TASK DETAILS: Please give the entries again in full and exactly, without any picture.

DATA IN THIS EXERCISE:

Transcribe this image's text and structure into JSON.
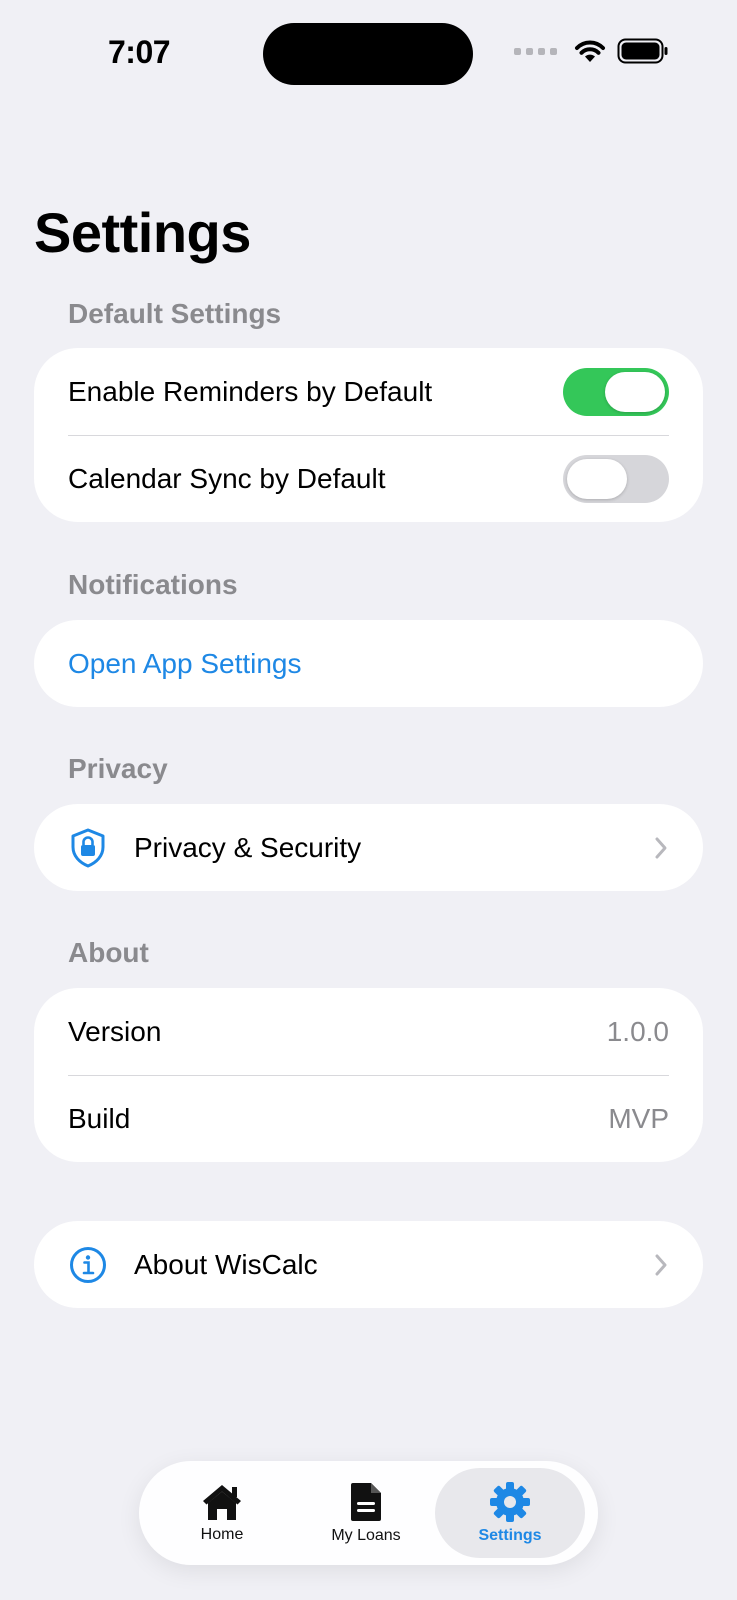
{
  "status_bar": {
    "time": "7:07"
  },
  "page": {
    "title": "Settings"
  },
  "default_settings": {
    "header": "Default Settings",
    "rows": [
      {
        "label": "Enable Reminders by Default",
        "enabled": true
      },
      {
        "label": "Calendar Sync by Default",
        "enabled": false
      }
    ]
  },
  "notifications": {
    "header": "Notifications",
    "open_app_settings_label": "Open App Settings"
  },
  "privacy": {
    "header": "Privacy",
    "item_label": "Privacy & Security",
    "item_icon": "shield-lock-icon"
  },
  "about": {
    "header": "About",
    "version_label": "Version",
    "version_value": "1.0.0",
    "build_label": "Build",
    "build_value": "MVP"
  },
  "about_app": {
    "label": "About WisCalc",
    "icon": "info-icon"
  },
  "tab_bar": {
    "tabs": [
      {
        "label": "Home",
        "icon": "home-icon",
        "active": false
      },
      {
        "label": "My Loans",
        "icon": "document-icon",
        "active": false
      },
      {
        "label": "Settings",
        "icon": "gear-icon",
        "active": true
      }
    ]
  },
  "colors": {
    "accent": "#1e88e5",
    "toggle_on": "#34c759",
    "background": "#f0f0f5"
  }
}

REPLY TO THE TASK:
Transcribe this image's text and structure into JSON.
{
  "status_bar": {
    "time": "7:07"
  },
  "page": {
    "title": "Settings"
  },
  "default_settings": {
    "header": "Default Settings",
    "rows": [
      {
        "label": "Enable Reminders by Default",
        "enabled": true
      },
      {
        "label": "Calendar Sync by Default",
        "enabled": false
      }
    ]
  },
  "notifications": {
    "header": "Notifications",
    "open_app_settings_label": "Open App Settings"
  },
  "privacy": {
    "header": "Privacy",
    "item_label": "Privacy & Security",
    "item_icon": "shield-lock-icon"
  },
  "about": {
    "header": "About",
    "version_label": "Version",
    "version_value": "1.0.0",
    "build_label": "Build",
    "build_value": "MVP"
  },
  "about_app": {
    "label": "About WisCalc",
    "icon": "info-icon"
  },
  "tab_bar": {
    "tabs": [
      {
        "label": "Home",
        "icon": "home-icon",
        "active": false
      },
      {
        "label": "My Loans",
        "icon": "document-icon",
        "active": false
      },
      {
        "label": "Settings",
        "icon": "gear-icon",
        "active": true
      }
    ]
  },
  "colors": {
    "accent": "#1e88e5",
    "toggle_on": "#34c759",
    "background": "#f0f0f5"
  }
}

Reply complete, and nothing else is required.